[Data items]
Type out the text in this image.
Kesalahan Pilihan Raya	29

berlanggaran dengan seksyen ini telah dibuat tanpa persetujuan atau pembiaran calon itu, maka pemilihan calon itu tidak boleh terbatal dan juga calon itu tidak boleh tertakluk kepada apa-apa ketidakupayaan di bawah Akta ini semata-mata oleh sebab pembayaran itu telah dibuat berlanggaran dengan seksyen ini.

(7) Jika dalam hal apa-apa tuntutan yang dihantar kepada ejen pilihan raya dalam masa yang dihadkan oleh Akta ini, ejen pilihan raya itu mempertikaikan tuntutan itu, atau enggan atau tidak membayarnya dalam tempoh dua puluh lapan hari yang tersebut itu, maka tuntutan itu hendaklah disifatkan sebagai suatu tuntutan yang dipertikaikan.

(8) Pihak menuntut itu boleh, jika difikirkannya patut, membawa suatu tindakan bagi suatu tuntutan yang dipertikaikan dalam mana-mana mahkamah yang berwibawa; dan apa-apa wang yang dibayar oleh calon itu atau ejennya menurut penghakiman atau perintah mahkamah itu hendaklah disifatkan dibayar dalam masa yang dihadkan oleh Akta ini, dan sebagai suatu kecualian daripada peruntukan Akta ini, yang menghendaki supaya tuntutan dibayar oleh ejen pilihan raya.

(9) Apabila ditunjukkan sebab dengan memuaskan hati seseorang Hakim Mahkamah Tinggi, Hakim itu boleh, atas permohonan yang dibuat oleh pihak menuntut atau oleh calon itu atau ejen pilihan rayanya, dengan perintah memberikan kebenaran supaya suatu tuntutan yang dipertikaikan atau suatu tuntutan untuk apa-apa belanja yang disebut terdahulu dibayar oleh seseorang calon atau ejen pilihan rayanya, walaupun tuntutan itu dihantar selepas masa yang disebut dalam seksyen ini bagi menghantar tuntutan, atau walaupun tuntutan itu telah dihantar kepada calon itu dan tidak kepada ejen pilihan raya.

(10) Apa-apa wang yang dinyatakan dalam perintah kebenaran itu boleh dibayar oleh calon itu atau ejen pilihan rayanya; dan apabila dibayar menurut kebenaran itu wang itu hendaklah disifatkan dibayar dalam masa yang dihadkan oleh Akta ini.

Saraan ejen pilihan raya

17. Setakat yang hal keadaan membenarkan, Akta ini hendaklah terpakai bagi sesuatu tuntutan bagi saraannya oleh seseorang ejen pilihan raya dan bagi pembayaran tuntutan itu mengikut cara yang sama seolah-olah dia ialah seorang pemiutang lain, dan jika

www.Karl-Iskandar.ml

_What you will do_. Print again each line of the listing above, exactly as it appears.

_Correct output_.
Type out the text in this image.
Kesalahan Pilihan Raya	29

berlanggaran dengan seksyen ini telah dibuat tanpa persetujuan atau pembiaran calon itu, maka pemilihan calon itu tidak boleh terbatal dan juga calon itu tidak boleh tertakluk kepada apa-apa ketidakupayaan di bawah Akta ini semata-mata oleh sebab pembayaran itu telah dibuat berlanggaran dengan seksyen ini.

(7) Jika dalam hal apa-apa tuntutan yang dihantar kepada ejen pilihan raya dalam masa yang dihadkan oleh Akta ini, ejen pilihan raya itu mempertikaikan tuntutan itu, atau enggan atau tidak membayarnya dalam tempoh dua puluh lapan hari yang tersebut itu, maka tuntutan itu hendaklah disifatkan sebagai suatu tuntutan yang dipertikaikan.

(8) Pihak menuntut itu boleh, jika difikirkannya patut, membawa suatu tindakan bagi suatu tuntutan yang dipertikaikan dalam mana-mana mahkamah yang berwibawa; dan apa-apa wang yang dibayar oleh calon itu atau ejennya menurut penghakiman atau perintah mahkamah itu hendaklah disifatkan dibayar dalam masa yang dihadkan oleh Akta ini, dan sebagai suatu kecualian daripada peruntukan Akta ini, yang menghendaki supaya tuntutan dibayar oleh ejen pilihan raya.

(9) Apabila ditunjukkan sebab dengan memuaskan hati seseorang Hakim Mahkamah Tinggi, Hakim itu boleh, atas permohonan yang dibuat oleh pihak menuntut atau oleh calon itu atau ejen pilihan rayanya, dengan perintah memberikan kebenaran supaya suatu tuntutan yang dipertikaikan atau suatu tuntutan untuk apa-apa belanja yang disebut terdahulu dibayar oleh seseorang calon atau ejen pilihan rayanya, walaupun tuntutan itu dihantar selepas masa yang disebut dalam seksyen ini bagi menghantar tuntutan, atau walaupun tuntutan itu telah dihantar kepada calon itu dan tidak kepada ejen pilihan raya.

(10) Apa-apa wang yang dinyatakan dalam perintah kebenaran itu boleh dibayar oleh calon itu atau ejen pilihan rayanya; dan apabila dibayar menurut kebenaran itu wang itu hendaklah disifatkan dibayar dalam masa yang dihadkan oleh Akta ini.

Saraan ejen pilihan raya

17. Setakat yang hal keadaan membenarkan, Akta ini hendaklah terpakai bagi sesuatu tuntutan bagi saraannya oleh seseorang ejen pilihan raya dan bagi pembayaran tuntutan itu mengikut cara yang sama seolah-olah dia ialah seorang pemiutang lain, dan jika

www.Karl-Iskandar.ml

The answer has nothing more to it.